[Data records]
* BEGIN *

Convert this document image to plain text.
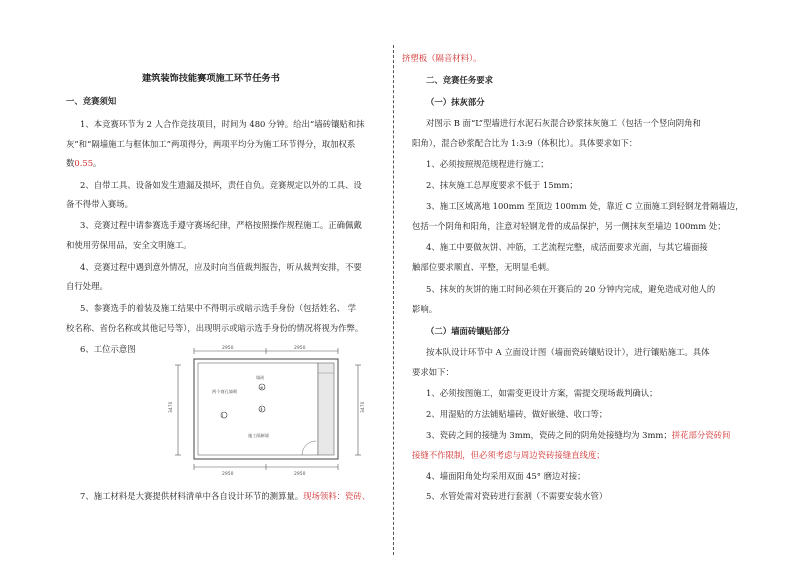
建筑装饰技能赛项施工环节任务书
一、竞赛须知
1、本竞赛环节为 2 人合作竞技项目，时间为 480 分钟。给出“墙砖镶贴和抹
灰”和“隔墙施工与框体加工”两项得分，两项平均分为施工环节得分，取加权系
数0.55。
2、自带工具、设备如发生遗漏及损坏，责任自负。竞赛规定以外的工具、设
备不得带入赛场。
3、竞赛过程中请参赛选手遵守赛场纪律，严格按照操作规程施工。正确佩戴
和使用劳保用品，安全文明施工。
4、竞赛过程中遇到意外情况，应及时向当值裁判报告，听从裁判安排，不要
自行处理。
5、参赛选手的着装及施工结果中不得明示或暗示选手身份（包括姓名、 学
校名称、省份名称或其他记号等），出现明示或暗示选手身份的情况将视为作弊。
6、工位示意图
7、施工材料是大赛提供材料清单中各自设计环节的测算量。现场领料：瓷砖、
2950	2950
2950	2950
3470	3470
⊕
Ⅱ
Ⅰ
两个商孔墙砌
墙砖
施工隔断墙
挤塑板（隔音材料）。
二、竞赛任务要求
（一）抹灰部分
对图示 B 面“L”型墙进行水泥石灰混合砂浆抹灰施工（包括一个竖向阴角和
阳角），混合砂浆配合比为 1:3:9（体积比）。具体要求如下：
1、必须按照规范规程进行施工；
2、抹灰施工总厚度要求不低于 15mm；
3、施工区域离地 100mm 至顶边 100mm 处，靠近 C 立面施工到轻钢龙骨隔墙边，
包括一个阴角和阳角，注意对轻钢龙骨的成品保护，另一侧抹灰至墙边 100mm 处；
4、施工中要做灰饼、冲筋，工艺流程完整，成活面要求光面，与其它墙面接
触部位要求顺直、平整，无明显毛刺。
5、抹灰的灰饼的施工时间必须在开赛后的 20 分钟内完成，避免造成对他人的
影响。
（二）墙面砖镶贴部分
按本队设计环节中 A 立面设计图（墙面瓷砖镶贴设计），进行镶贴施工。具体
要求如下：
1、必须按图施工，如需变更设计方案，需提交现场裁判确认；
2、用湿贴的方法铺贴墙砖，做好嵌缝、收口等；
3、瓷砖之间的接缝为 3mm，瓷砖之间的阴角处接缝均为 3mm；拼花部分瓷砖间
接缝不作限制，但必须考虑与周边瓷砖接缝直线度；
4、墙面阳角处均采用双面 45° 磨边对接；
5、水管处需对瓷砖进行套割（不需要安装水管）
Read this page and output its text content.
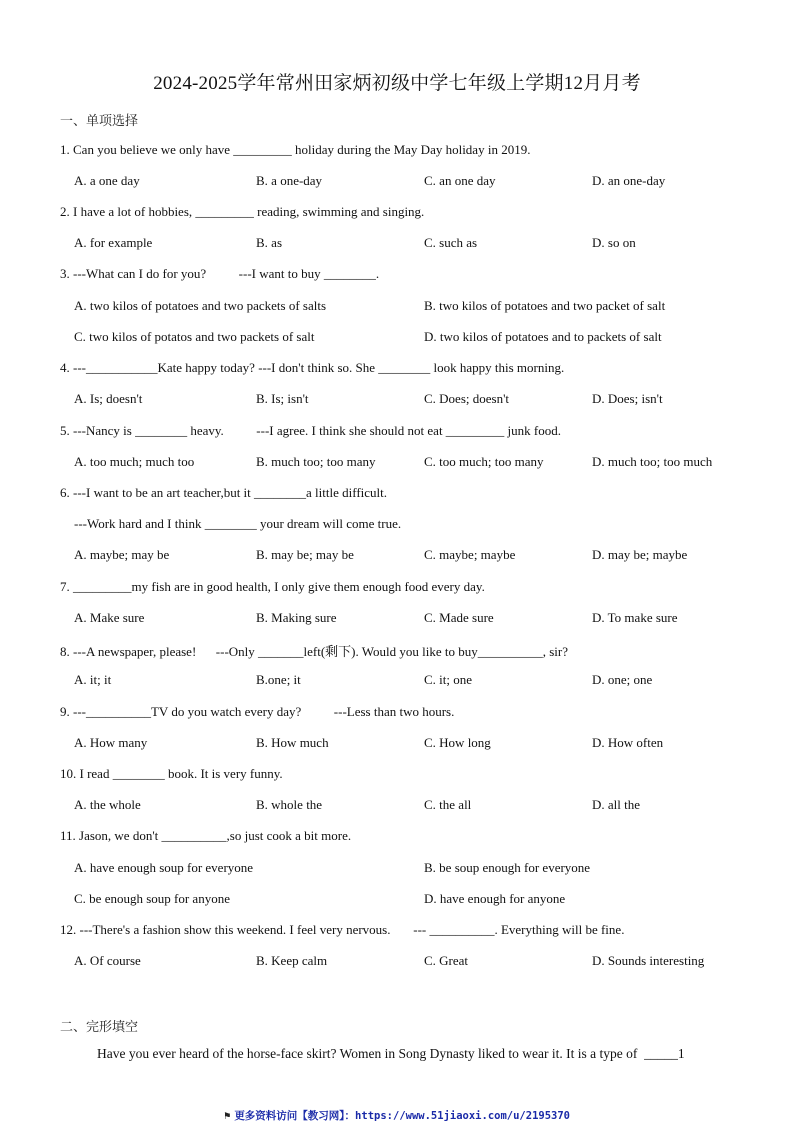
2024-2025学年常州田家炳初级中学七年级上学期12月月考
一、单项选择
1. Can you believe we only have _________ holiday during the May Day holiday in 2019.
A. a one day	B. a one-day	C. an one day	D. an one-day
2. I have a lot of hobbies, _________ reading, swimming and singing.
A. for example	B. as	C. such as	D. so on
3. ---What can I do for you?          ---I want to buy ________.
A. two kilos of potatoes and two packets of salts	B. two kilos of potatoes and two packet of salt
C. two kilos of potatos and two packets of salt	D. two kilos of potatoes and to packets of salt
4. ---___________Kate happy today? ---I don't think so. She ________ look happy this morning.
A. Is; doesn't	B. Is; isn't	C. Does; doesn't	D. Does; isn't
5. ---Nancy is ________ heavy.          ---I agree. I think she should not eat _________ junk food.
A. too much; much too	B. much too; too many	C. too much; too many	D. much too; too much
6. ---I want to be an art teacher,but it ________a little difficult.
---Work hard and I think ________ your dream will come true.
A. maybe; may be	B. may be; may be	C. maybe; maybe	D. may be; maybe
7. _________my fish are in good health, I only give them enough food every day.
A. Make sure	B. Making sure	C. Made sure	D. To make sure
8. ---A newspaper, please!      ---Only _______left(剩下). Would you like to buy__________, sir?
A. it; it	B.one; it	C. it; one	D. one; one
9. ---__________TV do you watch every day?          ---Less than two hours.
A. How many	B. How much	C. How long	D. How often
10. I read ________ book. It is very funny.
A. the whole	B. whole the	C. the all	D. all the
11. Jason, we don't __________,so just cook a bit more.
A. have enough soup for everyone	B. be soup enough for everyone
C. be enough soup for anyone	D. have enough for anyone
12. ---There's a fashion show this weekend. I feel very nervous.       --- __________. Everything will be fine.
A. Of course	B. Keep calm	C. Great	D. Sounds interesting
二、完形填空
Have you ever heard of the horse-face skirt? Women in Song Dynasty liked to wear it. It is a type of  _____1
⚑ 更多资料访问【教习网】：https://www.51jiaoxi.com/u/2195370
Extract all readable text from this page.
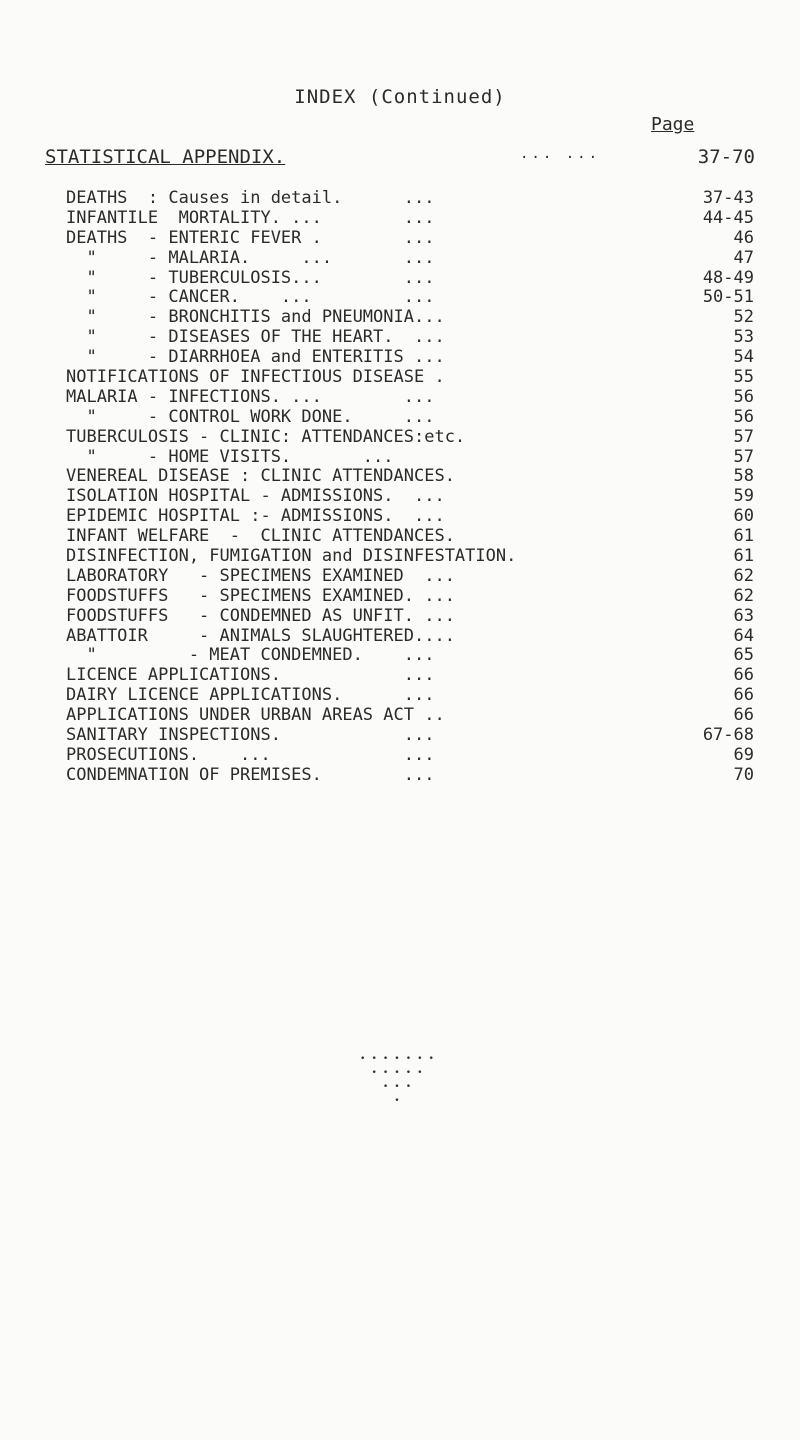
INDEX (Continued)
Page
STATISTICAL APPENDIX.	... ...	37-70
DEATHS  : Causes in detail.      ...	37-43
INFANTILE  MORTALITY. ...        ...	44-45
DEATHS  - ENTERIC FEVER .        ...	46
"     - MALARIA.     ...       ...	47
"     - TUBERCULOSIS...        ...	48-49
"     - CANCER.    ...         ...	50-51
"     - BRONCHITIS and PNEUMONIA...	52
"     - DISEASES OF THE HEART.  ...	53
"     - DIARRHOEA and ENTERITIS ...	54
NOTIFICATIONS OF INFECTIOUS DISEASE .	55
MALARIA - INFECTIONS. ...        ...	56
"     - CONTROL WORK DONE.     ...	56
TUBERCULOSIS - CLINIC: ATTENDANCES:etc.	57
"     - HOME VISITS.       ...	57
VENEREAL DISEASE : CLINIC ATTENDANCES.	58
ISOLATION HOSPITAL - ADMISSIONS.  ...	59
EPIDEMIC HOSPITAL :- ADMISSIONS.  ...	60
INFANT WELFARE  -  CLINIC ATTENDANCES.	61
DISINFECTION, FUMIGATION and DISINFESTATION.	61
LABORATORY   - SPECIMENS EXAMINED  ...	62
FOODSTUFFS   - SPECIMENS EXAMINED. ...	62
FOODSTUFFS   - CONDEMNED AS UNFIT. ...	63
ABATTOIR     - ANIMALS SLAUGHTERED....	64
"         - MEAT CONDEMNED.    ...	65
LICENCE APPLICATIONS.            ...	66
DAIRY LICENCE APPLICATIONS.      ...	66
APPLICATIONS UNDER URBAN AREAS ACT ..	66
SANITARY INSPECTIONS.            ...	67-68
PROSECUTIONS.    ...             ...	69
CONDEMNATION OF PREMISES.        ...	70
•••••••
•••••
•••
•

* END *

Written instruction => Pull out each line of the records holding the string "salt".

Written solution =>
A. two kilos of potatoes and two packets of salts	B. two kilos of potatoes and two packet of salt
C. two kilos of potatos and two packets of salt	D. two kilos of potatoes and to packets of salt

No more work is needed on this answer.